**Stated task**
Pick out each line of the records that includes the string "торговых", and copy it.

**Listed records**
start

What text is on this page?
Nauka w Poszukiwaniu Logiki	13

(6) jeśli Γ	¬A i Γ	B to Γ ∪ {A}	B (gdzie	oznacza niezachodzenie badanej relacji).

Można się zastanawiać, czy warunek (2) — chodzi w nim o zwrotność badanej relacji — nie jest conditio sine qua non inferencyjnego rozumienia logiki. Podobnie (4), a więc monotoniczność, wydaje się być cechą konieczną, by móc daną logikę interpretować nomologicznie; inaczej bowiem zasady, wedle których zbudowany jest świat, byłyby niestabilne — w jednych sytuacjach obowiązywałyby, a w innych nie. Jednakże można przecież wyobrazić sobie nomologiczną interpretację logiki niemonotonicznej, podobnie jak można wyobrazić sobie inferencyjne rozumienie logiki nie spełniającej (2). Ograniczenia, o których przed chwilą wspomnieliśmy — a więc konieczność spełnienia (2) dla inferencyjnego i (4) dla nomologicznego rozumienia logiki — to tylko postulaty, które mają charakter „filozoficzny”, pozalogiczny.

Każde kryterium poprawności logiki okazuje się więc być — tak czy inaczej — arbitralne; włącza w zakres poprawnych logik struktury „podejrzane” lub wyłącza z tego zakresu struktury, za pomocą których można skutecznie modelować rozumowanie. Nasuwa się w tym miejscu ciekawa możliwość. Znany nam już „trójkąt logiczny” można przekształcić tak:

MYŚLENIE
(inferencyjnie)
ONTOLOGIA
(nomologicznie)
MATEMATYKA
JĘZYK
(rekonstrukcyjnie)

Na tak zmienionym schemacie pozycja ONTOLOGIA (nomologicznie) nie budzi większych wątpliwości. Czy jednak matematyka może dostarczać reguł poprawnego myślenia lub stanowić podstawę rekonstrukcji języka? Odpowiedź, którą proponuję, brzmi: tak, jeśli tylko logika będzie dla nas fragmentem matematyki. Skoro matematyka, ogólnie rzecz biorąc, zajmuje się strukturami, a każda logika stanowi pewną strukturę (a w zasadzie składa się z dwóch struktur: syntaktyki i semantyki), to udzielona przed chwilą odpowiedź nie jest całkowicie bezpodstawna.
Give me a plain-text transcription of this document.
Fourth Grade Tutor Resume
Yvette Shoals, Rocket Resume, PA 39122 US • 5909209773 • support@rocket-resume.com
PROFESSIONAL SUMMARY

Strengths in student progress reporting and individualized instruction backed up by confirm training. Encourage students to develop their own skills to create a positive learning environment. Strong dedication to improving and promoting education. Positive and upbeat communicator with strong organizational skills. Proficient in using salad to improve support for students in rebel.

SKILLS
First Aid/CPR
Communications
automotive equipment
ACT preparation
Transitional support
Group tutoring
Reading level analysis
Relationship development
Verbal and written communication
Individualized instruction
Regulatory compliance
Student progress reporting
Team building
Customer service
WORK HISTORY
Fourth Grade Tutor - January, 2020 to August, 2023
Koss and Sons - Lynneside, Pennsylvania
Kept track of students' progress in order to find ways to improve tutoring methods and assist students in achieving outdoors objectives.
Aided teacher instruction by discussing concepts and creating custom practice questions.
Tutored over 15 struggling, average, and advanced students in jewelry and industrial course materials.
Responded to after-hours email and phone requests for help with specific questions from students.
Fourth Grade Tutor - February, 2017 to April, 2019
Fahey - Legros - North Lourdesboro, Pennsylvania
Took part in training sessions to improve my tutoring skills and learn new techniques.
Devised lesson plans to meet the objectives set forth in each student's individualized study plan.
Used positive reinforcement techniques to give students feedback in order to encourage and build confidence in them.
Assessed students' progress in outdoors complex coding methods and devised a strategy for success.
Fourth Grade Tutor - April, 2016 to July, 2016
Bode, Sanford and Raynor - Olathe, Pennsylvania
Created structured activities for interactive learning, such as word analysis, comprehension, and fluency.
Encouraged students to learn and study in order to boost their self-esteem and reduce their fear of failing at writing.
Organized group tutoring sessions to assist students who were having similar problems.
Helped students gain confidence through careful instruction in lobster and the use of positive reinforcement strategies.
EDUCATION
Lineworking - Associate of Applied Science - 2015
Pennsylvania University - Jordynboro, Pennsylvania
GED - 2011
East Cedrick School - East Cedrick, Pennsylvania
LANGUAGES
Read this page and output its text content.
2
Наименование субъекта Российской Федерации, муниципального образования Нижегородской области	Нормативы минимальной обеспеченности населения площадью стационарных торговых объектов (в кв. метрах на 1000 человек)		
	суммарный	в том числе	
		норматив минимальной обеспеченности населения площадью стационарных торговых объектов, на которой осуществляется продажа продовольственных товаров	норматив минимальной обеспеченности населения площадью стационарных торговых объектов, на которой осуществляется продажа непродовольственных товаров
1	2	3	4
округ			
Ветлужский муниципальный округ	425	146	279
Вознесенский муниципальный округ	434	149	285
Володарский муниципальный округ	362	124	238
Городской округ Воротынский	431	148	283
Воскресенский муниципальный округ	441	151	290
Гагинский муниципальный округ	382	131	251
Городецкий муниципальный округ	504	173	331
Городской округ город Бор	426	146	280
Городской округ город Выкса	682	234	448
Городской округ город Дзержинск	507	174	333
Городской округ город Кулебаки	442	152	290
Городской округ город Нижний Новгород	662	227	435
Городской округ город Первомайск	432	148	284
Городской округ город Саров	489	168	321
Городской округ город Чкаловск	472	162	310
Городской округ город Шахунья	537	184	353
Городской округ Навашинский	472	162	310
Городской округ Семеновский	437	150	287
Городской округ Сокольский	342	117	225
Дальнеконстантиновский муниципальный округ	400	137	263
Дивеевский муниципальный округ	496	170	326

end

**Written response**
Наименование субъекта Российской Федерации, муниципального образования Нижегородской области	Нормативы минимальной обеспеченности населения площадью стационарных торговых объектов (в кв. метрах на 1000 человек)		
		норматив минимальной обеспеченности населения площадью стационарных торговых объектов, на которой осуществляется продажа продовольственных товаров	норматив минимальной обеспеченности населения площадью стационарных торговых объектов, на которой осуществляется продажа непродовольственных товаров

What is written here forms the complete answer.